Print the listing below exactly.

>> start Data section

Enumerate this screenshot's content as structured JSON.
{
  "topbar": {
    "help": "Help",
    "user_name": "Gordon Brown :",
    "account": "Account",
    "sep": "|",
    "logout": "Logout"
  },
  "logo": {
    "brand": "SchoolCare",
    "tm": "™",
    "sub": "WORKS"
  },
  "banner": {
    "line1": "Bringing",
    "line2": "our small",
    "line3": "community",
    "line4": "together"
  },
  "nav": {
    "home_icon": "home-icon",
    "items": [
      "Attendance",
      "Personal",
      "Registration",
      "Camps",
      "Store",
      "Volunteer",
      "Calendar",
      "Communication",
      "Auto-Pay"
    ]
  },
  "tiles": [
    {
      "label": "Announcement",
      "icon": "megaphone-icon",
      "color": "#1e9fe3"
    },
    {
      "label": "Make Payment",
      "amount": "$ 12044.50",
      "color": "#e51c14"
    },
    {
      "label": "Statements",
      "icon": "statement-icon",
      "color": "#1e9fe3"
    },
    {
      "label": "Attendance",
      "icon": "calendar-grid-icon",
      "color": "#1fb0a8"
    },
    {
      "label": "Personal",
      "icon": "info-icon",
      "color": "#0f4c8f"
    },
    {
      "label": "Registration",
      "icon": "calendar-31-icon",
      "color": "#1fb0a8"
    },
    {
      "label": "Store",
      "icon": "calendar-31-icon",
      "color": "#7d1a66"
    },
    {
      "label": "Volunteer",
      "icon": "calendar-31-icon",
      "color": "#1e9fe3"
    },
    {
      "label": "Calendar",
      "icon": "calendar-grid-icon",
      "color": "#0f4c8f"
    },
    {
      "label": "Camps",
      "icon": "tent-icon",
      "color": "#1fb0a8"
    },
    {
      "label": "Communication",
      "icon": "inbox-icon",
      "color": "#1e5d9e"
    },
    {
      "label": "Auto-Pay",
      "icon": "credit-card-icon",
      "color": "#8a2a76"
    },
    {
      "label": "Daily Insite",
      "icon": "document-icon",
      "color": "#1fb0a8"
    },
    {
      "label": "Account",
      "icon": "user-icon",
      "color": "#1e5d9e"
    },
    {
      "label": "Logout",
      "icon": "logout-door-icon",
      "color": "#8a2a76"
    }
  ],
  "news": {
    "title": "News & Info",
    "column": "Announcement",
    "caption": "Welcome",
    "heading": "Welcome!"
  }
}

>> end Data section

Task output
Enumerate this screenshot's content as structured JSON.
{
  "topbar": {
    "help": "Help",
    "user_name": "Gordon Brown :",
    "account": "Account",
    "sep": "|",
    "logout": "Logout"
  },
  "logo": {
    "brand": "SchoolCare",
    "tm": "™",
    "sub": "WORKS"
  },
  "banner": {
    "line1": "Bringing",
    "line2": "our small",
    "line3": "community",
    "line4": "together"
  },
  "nav": {
    "home_icon": "home-icon",
    "items": [
      "Attendance",
      "Personal",
      "Registration",
      "Camps",
      "Store",
      "Volunteer",
      "Calendar",
      "Communication",
      "Auto-Pay"
    ]
  },
  "tiles": [
    {
      "label": "Announcement",
      "icon": "megaphone-icon",
      "color": "#1e9fe3"
    },
    {
      "label": "Make Payment",
      "amount": "$ 12044.50",
      "color": "#e51c14"
    },
    {
      "label": "Statements",
      "icon": "statement-icon",
      "color": "#1e9fe3"
    },
    {
      "label": "Attendance",
      "icon": "calendar-grid-icon",
      "color": "#1fb0a8"
    },
    {
      "label": "Personal",
      "icon": "info-icon",
      "color": "#0f4c8f"
    },
    {
      "label": "Registration",
      "icon": "calendar-31-icon",
      "color": "#1fb0a8"
    },
    {
      "label": "Store",
      "icon": "calendar-31-icon",
      "color": "#7d1a66"
    },
    {
      "label": "Volunteer",
      "icon": "calendar-31-icon",
      "color": "#1e9fe3"
    },
    {
      "label": "Calendar",
      "icon": "calendar-grid-icon",
      "color": "#0f4c8f"
    },
    {
      "label": "Camps",
      "icon": "tent-icon",
      "color": "#1fb0a8"
    },
    {
      "label": "Communication",
      "icon": "inbox-icon",
      "color": "#1e5d9e"
    },
    {
      "label": "Auto-Pay",
      "icon": "credit-card-icon",
      "color": "#8a2a76"
    },
    {
      "label": "Daily Insite",
      "icon": "document-icon",
      "color": "#1fb0a8"
    },
    {
      "label": "Account",
      "icon": "user-icon",
      "color": "#1e5d9e"
    },
    {
      "label": "Logout",
      "icon": "logout-door-icon",
      "color": "#8a2a76"
    }
  ],
  "news": {
    "title": "News & Info",
    "column": "Announcement",
    "caption": "Welcome",
    "heading": "Welcome!"
  }
}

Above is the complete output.